**KUTIPAN TERPILIH**
★ ★ ★ ★
-->

Wartawan Papua Dihantui Intimidasi dan Kekerasan

SAPA (JAYAPURA) - Hari Kebebasan Pers Sedunia (World Press Freedom Day/WPFD) yang diperingati setiap 3 Mei direspon pihak media yang ada di Papua.

Ahli Dewan Pers, Victor Mambor mengatakan, hingga kini pekerja pers di Papua belum leluasa meliput. Kebebasan pers masih terkekang. Wartawan di Papua masih dihantui intimidasi dan kekerasan dalam melaksakan tugasnya yang bisa terjadi kapan saja dan dari pihak manapun.

"Bukan hanya kekerasan dari aparat keamanan, tapi juga dari masyarakat, kepala daerah, dan Aparatur Sipil Negara (ASN). Misalnya inimidasi terhadap jurnalis yang dilakukan kepala dinas di Dogiyai beberapa hari lalu. Yang terbaru, ketika wartawan akan meliput demo dan massa aksi KNPB yang diamankan ke Mako Brimob Polda Papua," kata Mambor kepada wartawan, Selasa (3/5).

Menurutnya, dalam liputan itu, aparat kepolisian melarang wartawan meliput massa yang diamankan ke Mako Brimob Polda Papua. Ada wartawan yang kameranya dirampas, ada yang ikut diamankan bersama pendemo, HP nya dirampas.

"Terus beberapa waktu lalu ada wartawan Prancis dilarang masuk meliput ke Papua," ucapnya.

Untuk isu politik di Papua jika disebut belum transparan kata Mambor, tidak juga. Kini tak hanya berdasarkan media mainstream, tapi ada media sosial. Kini informasi mengenai Papua sudah tidak bisa ditutupi lagi. Hanya saja, jik media mainsteam dibatasi ruang geraknya, bagaimana bisa memberikan informasi berimbang dari informasi di media-media sosial yang tak bisa dipertanggungjawabkan.

"Sebenarnya bukan tak transparan. Cuma pemahaman dari aparat keamanan. Itu yang belum maksimal. Aparat keamanan sebelum menegakkan hukum, harus paham soal UU Pers Nomor 40 Tahun 1999," katanya.
★ ★ ★ ★
**DATA YANG DIBERIKAN**
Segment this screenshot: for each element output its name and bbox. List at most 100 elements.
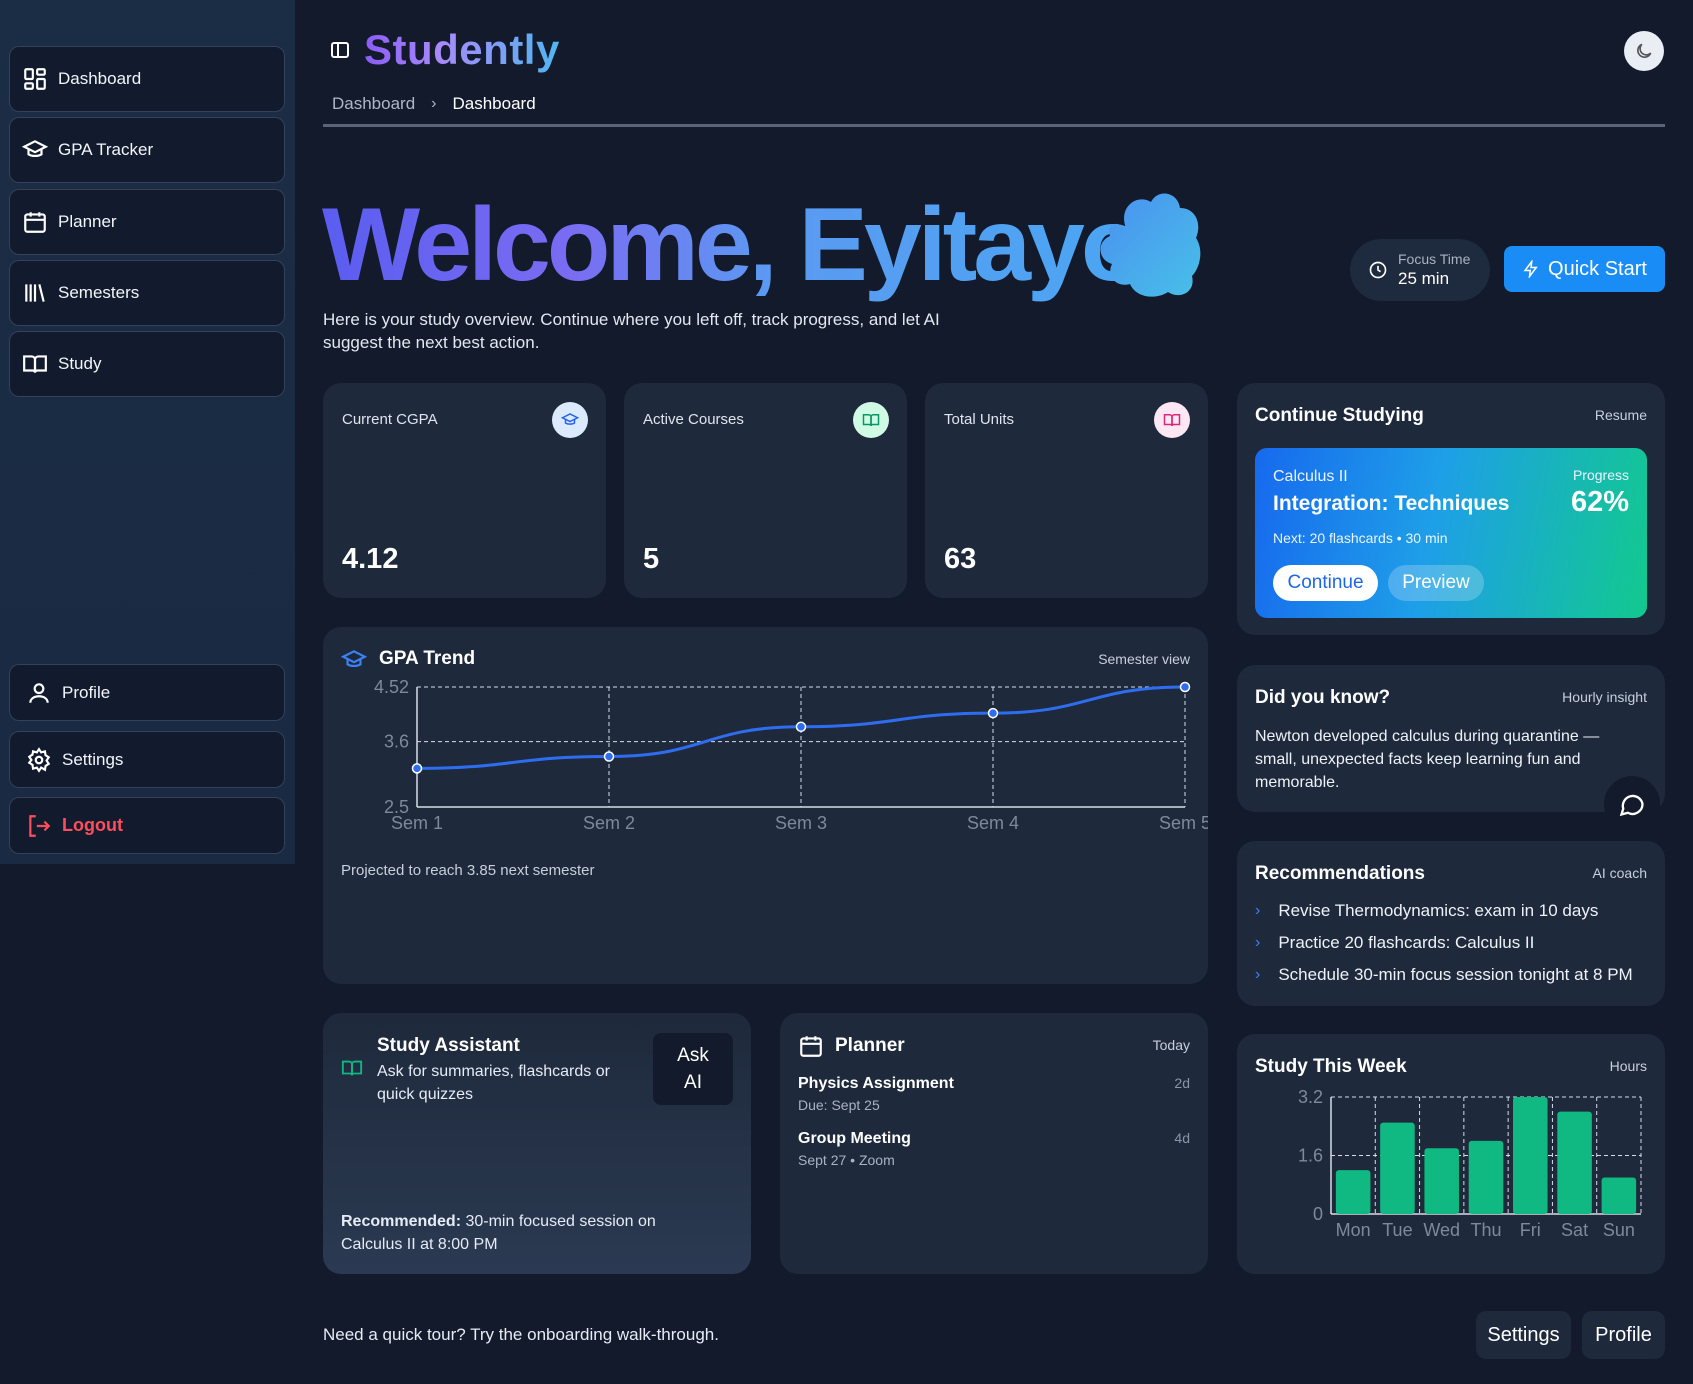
★ ★ ★ ★
**DAFTAR TUGAS**
a) Sebutkan semua pihak yang, menurut Victor Mambor dalam teks tentang wartawan Papua, dapat melakukan kekerasan terhadap wartawan.
b) Dalam teks tentang wartawan Papua, undang-undang apa yang harus dipahami aparat keamanan sebelum menegakkan hukum?
c) Sambung teks tentang wartawan Papua mulai dari titik setelah kalimat terakhirnya.

**HASIL AKHIR**
a) Aparat keamanan, masyarakat, kepala daerah, dan Aparatur Sipil Negara (ASN).

b) UU Pers Nomor 40 Tahun 1999.

c)
Selain tak paham UU Pers, ia juga menduga kekerasan dan intimidasi wartawan kadang merupakan wujud rasa tak suka aparat keamanan kepada wartawan. Katanya, ia bisa rasakan itu ketika jaman Irjen (Pol) Tito Karnavian menjabat Kapolda Papua.

"Ketika itu saya diminta mengajar di SPN. Saya rasa betul bagaimana polisi baru menunjukkan rasa tak suka kepada wartawan. Ini tanggungjawab pimpinan mereka untuk menjelaskan itu kepada anggotanya," imbuhnya.

Terpisah, Kabid Humas Polda Papua, Komisaris Besar (Pol) Patrige renwarin mengatakan, terkadang itu merupakan ekses antar polri dan kelompok yang bersikeras. Ini merupakan dinamika di lapangan. Namun jika hal itu terjadi tentu disesalkan.

"Kami berharap, kedepan itu jangan lagi terjadi dan bersama-sama menjunjung UU Pers. Kita juga harus kembali ke UU 14 Tahun 2008 tentang keterbukaan informasi publik. Di dalam UU itu ada hal-hal pokok yang diatur. Mana yang bisa dipublikasikan dan mana yang tidak. Ini harus sama-sama dipedomani," kata Patrige.

Katanya, ini agar tak terjadi lagi akses terhadap para jurnalis ketika meliput di lapangan. Terutama ketika meliput dalam situasi yang sifatnya kontijensi. Seolah-olah jurnalis bebas masuk di semua area.

"Belum ada suatu pemikiran bagaimana cara meliput yang aman. Ini mungkin perlu dibahas bersama agar bisa satu persepsi di lapangan," ucapnya. (Arjun)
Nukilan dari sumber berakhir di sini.